# [Task data]

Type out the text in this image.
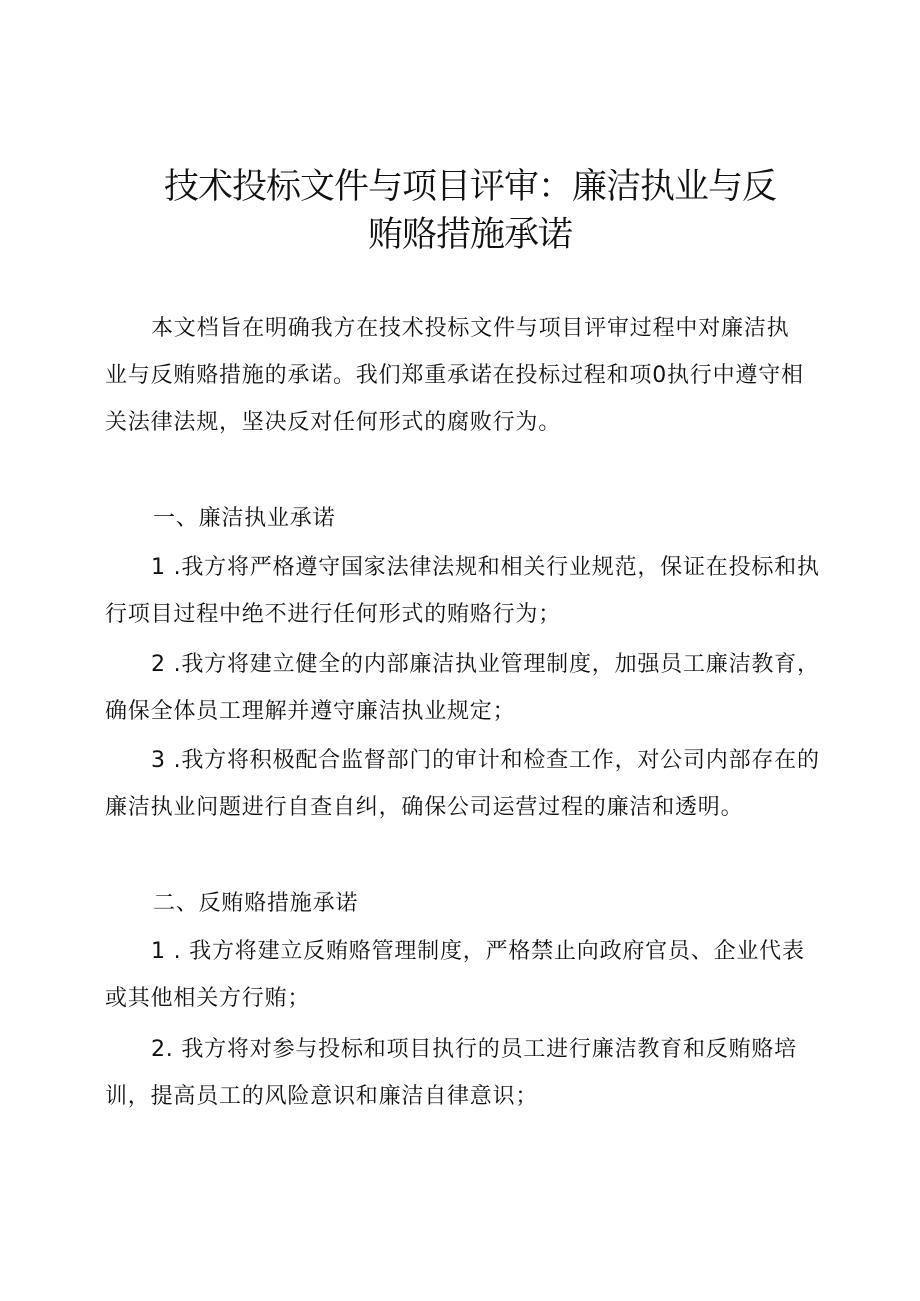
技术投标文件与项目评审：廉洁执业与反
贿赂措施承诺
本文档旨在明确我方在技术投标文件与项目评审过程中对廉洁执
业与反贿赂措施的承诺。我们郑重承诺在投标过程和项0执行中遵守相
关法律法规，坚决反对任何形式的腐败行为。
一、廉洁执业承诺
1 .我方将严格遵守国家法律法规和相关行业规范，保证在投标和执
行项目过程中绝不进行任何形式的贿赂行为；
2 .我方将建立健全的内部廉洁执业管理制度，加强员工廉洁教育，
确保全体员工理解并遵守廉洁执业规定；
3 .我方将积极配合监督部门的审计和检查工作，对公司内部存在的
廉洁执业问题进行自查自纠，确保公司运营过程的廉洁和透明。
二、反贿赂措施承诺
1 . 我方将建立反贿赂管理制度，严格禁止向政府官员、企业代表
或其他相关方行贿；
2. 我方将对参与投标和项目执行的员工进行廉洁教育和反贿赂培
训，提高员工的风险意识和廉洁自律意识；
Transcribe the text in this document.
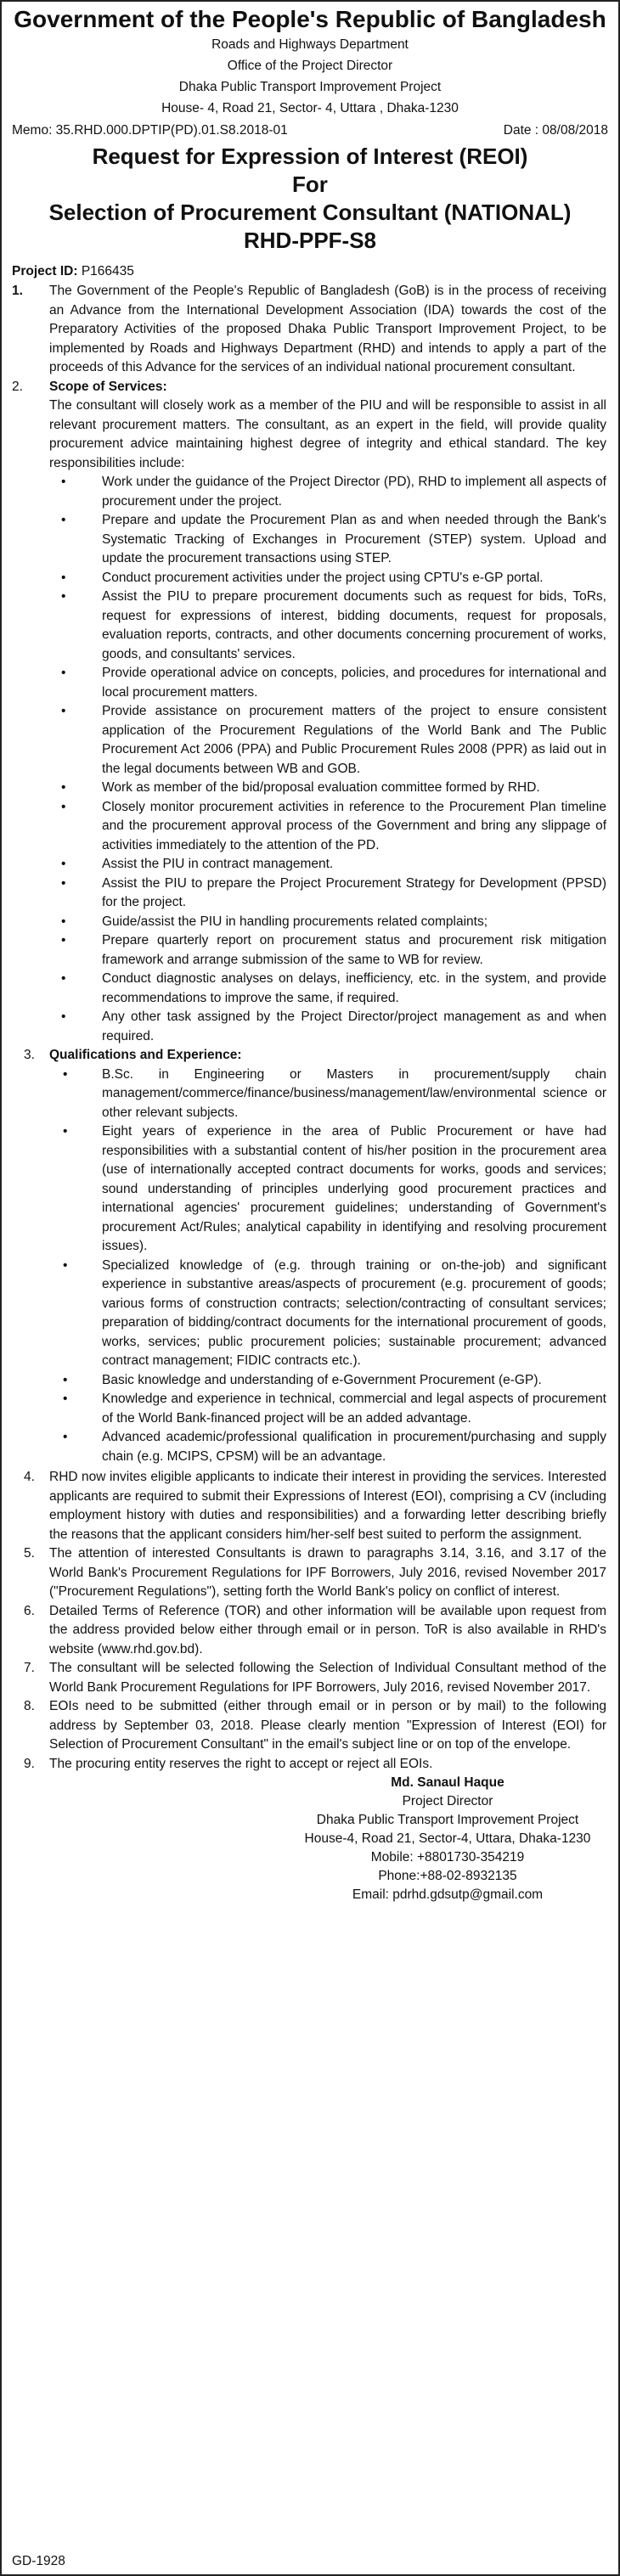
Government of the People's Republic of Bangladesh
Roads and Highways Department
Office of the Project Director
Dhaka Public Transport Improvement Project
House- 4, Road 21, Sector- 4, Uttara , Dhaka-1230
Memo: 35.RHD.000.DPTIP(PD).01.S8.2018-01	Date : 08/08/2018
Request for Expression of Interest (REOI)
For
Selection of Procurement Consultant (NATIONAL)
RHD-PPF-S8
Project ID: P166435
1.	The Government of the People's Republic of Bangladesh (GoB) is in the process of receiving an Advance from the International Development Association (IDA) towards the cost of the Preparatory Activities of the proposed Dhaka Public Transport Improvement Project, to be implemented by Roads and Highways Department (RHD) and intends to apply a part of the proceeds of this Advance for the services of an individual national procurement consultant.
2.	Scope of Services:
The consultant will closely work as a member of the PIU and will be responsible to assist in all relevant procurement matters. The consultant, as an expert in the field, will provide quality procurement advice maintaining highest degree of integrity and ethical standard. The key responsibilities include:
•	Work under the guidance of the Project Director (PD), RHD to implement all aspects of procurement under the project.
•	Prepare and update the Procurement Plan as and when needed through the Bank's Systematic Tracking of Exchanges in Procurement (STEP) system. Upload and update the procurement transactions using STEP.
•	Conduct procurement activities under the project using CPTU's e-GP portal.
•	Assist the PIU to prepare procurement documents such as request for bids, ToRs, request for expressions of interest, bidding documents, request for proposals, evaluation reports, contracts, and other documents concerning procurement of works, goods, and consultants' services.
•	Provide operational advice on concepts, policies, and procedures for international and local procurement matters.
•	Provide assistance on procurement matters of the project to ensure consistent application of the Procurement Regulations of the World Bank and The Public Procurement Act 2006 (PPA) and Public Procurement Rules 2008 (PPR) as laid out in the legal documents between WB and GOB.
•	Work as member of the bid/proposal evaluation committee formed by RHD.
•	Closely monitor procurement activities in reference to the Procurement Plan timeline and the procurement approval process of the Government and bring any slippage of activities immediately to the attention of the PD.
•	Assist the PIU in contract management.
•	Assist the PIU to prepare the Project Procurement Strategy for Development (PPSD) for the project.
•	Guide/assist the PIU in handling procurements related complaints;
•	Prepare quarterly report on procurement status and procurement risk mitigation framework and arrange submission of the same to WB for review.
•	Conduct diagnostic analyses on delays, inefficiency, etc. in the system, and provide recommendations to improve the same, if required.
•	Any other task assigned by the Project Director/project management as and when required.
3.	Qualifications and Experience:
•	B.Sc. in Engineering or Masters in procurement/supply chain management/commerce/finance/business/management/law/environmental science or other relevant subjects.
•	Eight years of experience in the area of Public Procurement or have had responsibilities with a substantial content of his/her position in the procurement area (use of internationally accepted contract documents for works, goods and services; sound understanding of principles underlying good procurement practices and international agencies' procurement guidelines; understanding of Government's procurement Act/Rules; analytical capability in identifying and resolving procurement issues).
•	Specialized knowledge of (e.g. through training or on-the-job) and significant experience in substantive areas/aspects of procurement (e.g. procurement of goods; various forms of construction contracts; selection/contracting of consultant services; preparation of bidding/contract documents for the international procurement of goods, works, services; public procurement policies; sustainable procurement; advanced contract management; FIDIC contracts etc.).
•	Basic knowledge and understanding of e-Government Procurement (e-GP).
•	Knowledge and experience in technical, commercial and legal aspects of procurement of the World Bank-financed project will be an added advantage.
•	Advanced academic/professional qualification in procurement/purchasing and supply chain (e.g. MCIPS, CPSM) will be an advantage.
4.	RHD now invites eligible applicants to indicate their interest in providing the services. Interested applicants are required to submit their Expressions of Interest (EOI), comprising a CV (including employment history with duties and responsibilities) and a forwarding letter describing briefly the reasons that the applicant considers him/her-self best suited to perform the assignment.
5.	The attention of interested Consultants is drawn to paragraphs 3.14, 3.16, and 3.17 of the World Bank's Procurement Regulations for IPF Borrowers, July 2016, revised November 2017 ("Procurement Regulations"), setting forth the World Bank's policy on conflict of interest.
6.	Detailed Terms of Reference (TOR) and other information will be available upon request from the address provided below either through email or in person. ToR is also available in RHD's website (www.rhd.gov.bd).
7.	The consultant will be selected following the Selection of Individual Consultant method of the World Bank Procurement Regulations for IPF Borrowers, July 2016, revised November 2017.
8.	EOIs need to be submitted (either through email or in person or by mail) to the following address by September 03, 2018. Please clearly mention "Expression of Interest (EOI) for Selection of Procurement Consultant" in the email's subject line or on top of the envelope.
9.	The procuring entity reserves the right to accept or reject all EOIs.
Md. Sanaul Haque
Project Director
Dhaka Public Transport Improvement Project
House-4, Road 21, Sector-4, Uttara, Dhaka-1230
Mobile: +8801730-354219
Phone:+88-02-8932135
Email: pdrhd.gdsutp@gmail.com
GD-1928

# [Aim]
Transcribe all of the material exactly, leaving out whatever pictures it contains.

# [Full answer]
Type out the text in this image.
技术投标文件与项目评审：廉洁执业与反
贿赂措施承诺
本文档旨在明确我方在技术投标文件与项目评审过程中对廉洁执
业与反贿赂措施的承诺。我们郑重承诺在投标过程和项0执行中遵守相
关法律法规，坚决反对任何形式的腐败行为。
一、廉洁执业承诺
1 .我方将严格遵守国家法律法规和相关行业规范，保证在投标和执
行项目过程中绝不进行任何形式的贿赂行为；
2 .我方将建立健全的内部廉洁执业管理制度，加强员工廉洁教育，
确保全体员工理解并遵守廉洁执业规定；
3 .我方将积极配合监督部门的审计和检查工作，对公司内部存在的
廉洁执业问题进行自查自纠，确保公司运营过程的廉洁和透明。
二、反贿赂措施承诺
1 . 我方将建立反贿赂管理制度，严格禁止向政府官员、企业代表
或其他相关方行贿；
2. 我方将对参与投标和项目执行的员工进行廉洁教育和反贿赂培
训，提高员工的风险意识和廉洁自律意识；
Transcribe the text in this document.
Government of the People's Republic of Bangladesh
Roads and Highways Department
Office of the Project Director
Dhaka Public Transport Improvement Project
House- 4, Road 21, Sector- 4, Uttara , Dhaka-1230
Memo: 35.RHD.000.DPTIP(PD).01.S8.2018-01	Date : 08/08/2018
Request for Expression of Interest (REOI)
For
Selection of Procurement Consultant (NATIONAL)
RHD-PPF-S8
Project ID: P166435
1.	The Government of the People's Republic of Bangladesh (GoB) is in the process of receiving an Advance from the International Development Association (IDA) towards the cost of the Preparatory Activities of the proposed Dhaka Public Transport Improvement Project, to be implemented by Roads and Highways Department (RHD) and intends to apply a part of the proceeds of this Advance for the services of an individual national procurement consultant.
2.	Scope of Services:
The consultant will closely work as a member of the PIU and will be responsible to assist in all relevant procurement matters. The consultant, as an expert in the field, will provide quality procurement advice maintaining highest degree of integrity and ethical standard. The key responsibilities include:
•	Work under the guidance of the Project Director (PD), RHD to implement all aspects of procurement under the project.
•	Prepare and update the Procurement Plan as and when needed through the Bank's Systematic Tracking of Exchanges in Procurement (STEP) system. Upload and update the procurement transactions using STEP.
•	Conduct procurement activities under the project using CPTU's e-GP portal.
•	Assist the PIU to prepare procurement documents such as request for bids, ToRs, request for expressions of interest, bidding documents, request for proposals, evaluation reports, contracts, and other documents concerning procurement of works, goods, and consultants' services.
•	Provide operational advice on concepts, policies, and procedures for international and local procurement matters.
•	Provide assistance on procurement matters of the project to ensure consistent application of the Procurement Regulations of the World Bank and The Public Procurement Act 2006 (PPA) and Public Procurement Rules 2008 (PPR) as laid out in the legal documents between WB and GOB.
•	Work as member of the bid/proposal evaluation committee formed by RHD.
•	Closely monitor procurement activities in reference to the Procurement Plan timeline and the procurement approval process of the Government and bring any slippage of activities immediately to the attention of the PD.
•	Assist the PIU in contract management.
•	Assist the PIU to prepare the Project Procurement Strategy for Development (PPSD) for the project.
•	Guide/assist the PIU in handling procurements related complaints;
•	Prepare quarterly report on procurement status and procurement risk mitigation framework and arrange submission of the same to WB for review.
•	Conduct diagnostic analyses on delays, inefficiency, etc. in the system, and provide recommendations to improve the same, if required.
•	Any other task assigned by the Project Director/project management as and when required.
3.	Qualifications and Experience:
•	B.Sc. in Engineering or Masters in procurement/supply chain management/commerce/finance/business/management/law/environmental science or other relevant subjects.
•	Eight years of experience in the area of Public Procurement or have had responsibilities with a substantial content of his/her position in the procurement area (use of internationally accepted contract documents for works, goods and services; sound understanding of principles underlying good procurement practices and international agencies' procurement guidelines; understanding of Government's procurement Act/Rules; analytical capability in identifying and resolving procurement issues).
•	Specialized knowledge of (e.g. through training or on-the-job) and significant experience in substantive areas/aspects of procurement (e.g. procurement of goods; various forms of construction contracts; selection/contracting of consultant services; preparation of bidding/contract documents for the international procurement of goods, works, services; public procurement policies; sustainable procurement; advanced contract management; FIDIC contracts etc.).
•	Basic knowledge and understanding of e-Government Procurement (e-GP).
•	Knowledge and experience in technical, commercial and legal aspects of procurement of the World Bank-financed project will be an added advantage.
•	Advanced academic/professional qualification in procurement/purchasing and supply chain (e.g. MCIPS, CPSM) will be an advantage.
4.	RHD now invites eligible applicants to indicate their interest in providing the services. Interested applicants are required to submit their Expressions of Interest (EOI), comprising a CV (including employment history with duties and responsibilities) and a forwarding letter describing briefly the reasons that the applicant considers him/her-self best suited to perform the assignment.
5.	The attention of interested Consultants is drawn to paragraphs 3.14, 3.16, and 3.17 of the World Bank's Procurement Regulations for IPF Borrowers, July 2016, revised November 2017 ("Procurement Regulations"), setting forth the World Bank's policy on conflict of interest.
6.	Detailed Terms of Reference (TOR) and other information will be available upon request from the address provided below either through email or in person. ToR is also available in RHD's website (www.rhd.gov.bd).
7.	The consultant will be selected following the Selection of Individual Consultant method of the World Bank Procurement Regulations for IPF Borrowers, July 2016, revised November 2017.
8.	EOIs need to be submitted (either through email or in person or by mail) to the following address by September 03, 2018. Please clearly mention "Expression of Interest (EOI) for Selection of Procurement Consultant" in the email's subject line or on top of the envelope.
9.	The procuring entity reserves the right to accept or reject all EOIs.
Md. Sanaul Haque
Project Director
Dhaka Public Transport Improvement Project
House-4, Road 21, Sector-4, Uttara, Dhaka-1230
Mobile: +8801730-354219
Phone:+88-02-8932135
Email: pdrhd.gdsutp@gmail.com
GD-1928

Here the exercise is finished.